▶ **TASK MATERIAL**
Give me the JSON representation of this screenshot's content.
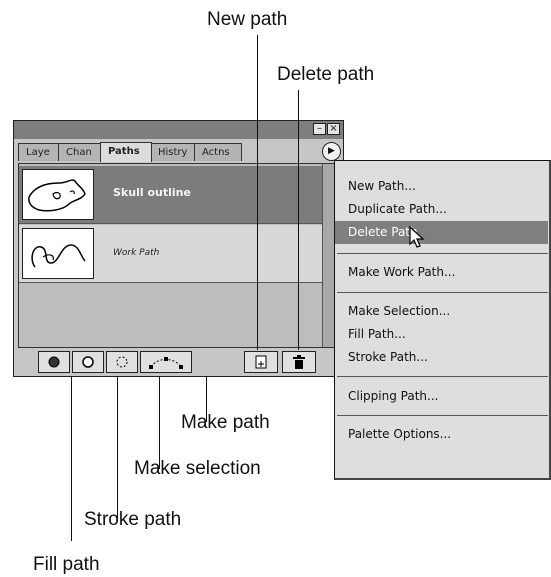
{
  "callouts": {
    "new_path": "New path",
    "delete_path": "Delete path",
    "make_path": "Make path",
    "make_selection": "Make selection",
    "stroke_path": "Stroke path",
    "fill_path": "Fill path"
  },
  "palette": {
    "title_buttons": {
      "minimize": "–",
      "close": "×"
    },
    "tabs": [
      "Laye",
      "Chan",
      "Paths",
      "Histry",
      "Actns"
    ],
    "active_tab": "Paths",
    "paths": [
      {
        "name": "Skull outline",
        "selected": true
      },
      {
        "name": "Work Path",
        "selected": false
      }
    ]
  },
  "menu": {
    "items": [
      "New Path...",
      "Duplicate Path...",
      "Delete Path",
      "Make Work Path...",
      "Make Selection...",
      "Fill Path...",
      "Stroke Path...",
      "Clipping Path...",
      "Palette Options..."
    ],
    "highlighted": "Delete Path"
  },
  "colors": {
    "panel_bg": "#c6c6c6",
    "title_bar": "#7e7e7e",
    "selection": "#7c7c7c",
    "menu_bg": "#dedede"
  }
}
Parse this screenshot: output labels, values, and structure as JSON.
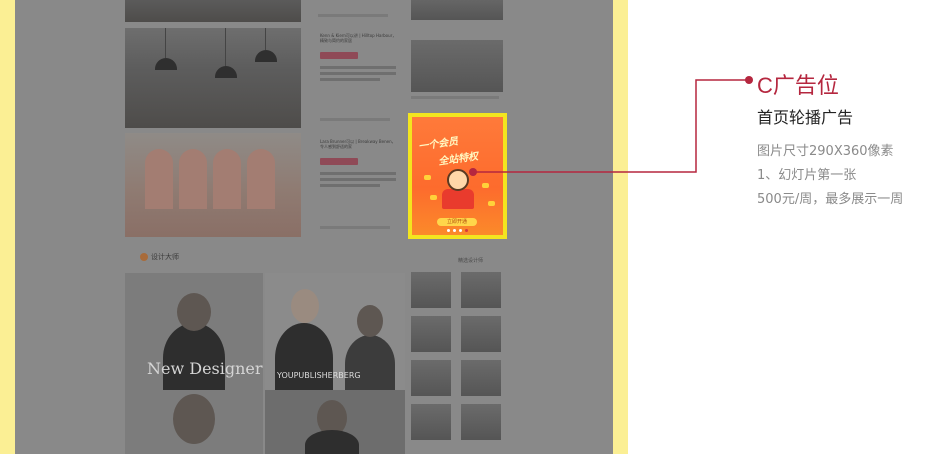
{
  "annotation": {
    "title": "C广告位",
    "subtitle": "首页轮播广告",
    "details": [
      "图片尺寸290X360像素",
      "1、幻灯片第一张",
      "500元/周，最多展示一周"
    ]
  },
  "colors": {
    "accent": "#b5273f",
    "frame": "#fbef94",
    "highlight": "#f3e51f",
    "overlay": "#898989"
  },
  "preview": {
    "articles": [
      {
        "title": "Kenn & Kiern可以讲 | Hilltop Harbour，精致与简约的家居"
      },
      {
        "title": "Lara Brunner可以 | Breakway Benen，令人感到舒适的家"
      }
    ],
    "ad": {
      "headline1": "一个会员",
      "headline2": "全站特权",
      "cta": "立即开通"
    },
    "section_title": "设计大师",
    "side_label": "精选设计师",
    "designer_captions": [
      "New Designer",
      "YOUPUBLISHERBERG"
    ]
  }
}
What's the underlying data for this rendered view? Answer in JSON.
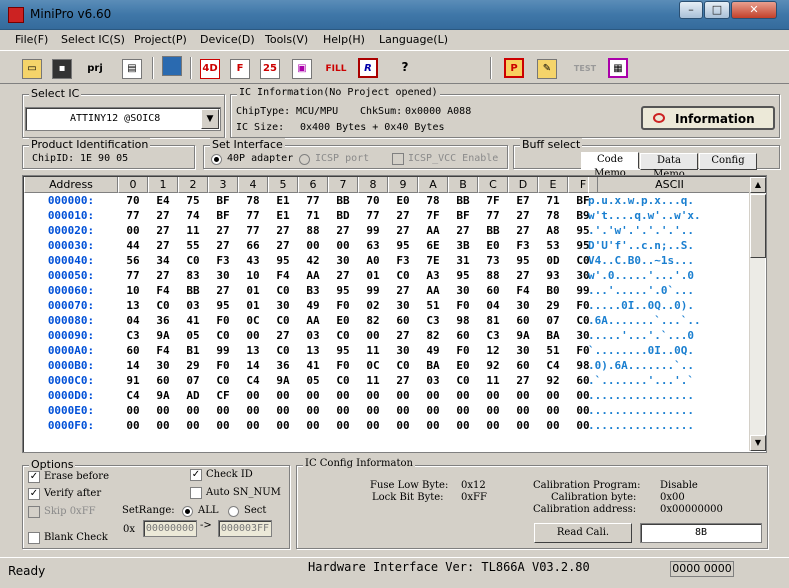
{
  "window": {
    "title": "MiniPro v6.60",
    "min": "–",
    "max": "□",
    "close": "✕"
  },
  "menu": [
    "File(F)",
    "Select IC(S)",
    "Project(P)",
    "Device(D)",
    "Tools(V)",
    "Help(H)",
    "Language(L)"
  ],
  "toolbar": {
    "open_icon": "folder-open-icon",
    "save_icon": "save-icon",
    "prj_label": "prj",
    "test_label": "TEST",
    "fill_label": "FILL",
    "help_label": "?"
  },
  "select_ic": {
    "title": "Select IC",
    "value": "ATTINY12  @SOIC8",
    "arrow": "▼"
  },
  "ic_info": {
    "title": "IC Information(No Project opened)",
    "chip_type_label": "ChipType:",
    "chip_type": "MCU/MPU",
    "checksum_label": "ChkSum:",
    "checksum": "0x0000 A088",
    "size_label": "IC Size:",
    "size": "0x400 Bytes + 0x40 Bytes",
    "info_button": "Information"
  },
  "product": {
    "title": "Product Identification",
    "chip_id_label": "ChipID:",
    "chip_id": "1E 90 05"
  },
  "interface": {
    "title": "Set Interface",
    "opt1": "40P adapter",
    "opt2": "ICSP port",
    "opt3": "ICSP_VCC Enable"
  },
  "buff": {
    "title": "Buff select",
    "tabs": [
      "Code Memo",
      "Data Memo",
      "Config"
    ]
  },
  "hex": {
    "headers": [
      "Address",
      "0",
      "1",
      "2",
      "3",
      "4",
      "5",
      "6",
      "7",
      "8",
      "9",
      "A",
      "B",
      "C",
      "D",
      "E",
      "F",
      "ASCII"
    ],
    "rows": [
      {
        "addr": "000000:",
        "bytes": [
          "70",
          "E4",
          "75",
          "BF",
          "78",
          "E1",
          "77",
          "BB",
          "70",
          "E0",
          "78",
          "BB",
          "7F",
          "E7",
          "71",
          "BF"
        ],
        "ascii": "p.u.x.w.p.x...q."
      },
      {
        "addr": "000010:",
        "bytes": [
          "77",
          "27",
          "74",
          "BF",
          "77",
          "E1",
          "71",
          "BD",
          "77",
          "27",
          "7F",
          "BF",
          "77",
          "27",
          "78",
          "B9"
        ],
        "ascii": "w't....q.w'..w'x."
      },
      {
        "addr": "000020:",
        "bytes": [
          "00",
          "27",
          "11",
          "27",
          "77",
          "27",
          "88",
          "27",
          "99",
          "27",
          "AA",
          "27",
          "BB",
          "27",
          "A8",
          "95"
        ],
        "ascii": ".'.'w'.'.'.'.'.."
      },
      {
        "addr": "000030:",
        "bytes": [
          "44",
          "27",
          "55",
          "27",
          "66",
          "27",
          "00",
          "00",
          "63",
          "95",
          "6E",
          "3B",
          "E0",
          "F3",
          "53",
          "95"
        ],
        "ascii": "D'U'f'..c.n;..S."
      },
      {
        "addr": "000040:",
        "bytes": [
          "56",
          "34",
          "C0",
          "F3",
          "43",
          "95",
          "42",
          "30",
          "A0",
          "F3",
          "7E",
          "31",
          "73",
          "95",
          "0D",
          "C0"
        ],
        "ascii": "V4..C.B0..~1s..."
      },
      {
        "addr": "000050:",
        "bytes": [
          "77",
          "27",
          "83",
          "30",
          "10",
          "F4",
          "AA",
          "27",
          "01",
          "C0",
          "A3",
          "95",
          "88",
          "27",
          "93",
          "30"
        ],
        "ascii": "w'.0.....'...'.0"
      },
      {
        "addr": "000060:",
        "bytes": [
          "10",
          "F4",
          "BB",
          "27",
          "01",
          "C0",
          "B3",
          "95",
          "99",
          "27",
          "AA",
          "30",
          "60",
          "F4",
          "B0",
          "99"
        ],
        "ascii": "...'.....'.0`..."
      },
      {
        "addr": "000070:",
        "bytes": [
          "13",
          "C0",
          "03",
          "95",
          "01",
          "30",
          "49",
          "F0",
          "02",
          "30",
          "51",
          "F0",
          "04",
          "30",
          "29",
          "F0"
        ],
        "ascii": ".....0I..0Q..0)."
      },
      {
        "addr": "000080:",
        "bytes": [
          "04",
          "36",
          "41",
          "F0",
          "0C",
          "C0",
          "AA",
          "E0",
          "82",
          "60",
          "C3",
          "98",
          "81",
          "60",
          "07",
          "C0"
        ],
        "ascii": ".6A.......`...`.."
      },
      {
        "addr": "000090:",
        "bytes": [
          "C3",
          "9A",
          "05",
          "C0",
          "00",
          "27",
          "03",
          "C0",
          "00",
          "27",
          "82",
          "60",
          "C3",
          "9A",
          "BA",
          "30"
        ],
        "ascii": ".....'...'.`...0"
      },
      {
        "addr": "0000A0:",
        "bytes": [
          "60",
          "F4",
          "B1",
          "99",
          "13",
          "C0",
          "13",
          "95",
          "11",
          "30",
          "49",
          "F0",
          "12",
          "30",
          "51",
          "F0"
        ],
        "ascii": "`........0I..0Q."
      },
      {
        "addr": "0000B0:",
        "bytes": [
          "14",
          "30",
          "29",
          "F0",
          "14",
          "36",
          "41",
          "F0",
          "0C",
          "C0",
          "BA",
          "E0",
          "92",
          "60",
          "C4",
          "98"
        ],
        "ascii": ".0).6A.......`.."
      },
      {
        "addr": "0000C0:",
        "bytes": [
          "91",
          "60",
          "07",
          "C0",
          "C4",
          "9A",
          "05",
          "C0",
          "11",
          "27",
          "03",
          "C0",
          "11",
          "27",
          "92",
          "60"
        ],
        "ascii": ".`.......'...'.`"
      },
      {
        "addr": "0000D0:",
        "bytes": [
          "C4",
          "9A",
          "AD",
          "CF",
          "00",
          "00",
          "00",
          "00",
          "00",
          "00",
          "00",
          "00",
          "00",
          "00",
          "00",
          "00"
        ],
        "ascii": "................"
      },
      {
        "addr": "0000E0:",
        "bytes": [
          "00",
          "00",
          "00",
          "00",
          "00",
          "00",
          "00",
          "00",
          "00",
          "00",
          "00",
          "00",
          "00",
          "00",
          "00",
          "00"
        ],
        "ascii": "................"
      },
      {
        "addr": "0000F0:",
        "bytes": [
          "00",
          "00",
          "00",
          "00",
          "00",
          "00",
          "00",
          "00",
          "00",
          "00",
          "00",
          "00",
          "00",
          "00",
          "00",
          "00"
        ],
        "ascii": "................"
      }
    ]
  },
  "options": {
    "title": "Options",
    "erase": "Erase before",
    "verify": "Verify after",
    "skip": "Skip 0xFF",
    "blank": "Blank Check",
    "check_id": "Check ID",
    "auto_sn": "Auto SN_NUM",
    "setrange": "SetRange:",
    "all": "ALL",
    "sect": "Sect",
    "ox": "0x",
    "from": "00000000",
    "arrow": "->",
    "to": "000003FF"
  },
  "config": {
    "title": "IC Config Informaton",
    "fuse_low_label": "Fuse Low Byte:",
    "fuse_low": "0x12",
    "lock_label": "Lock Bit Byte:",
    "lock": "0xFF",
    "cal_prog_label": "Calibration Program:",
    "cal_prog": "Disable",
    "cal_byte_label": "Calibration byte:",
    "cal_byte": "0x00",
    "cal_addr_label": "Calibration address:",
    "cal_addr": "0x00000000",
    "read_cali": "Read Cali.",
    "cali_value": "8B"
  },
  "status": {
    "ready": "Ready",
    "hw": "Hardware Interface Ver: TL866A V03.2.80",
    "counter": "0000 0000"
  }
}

▶ **EXERCISE DESCRIPTION**
Tally the lines that hold the string "Project" and state the total, nothing more.

▶ **CORRECT ANSWER**
2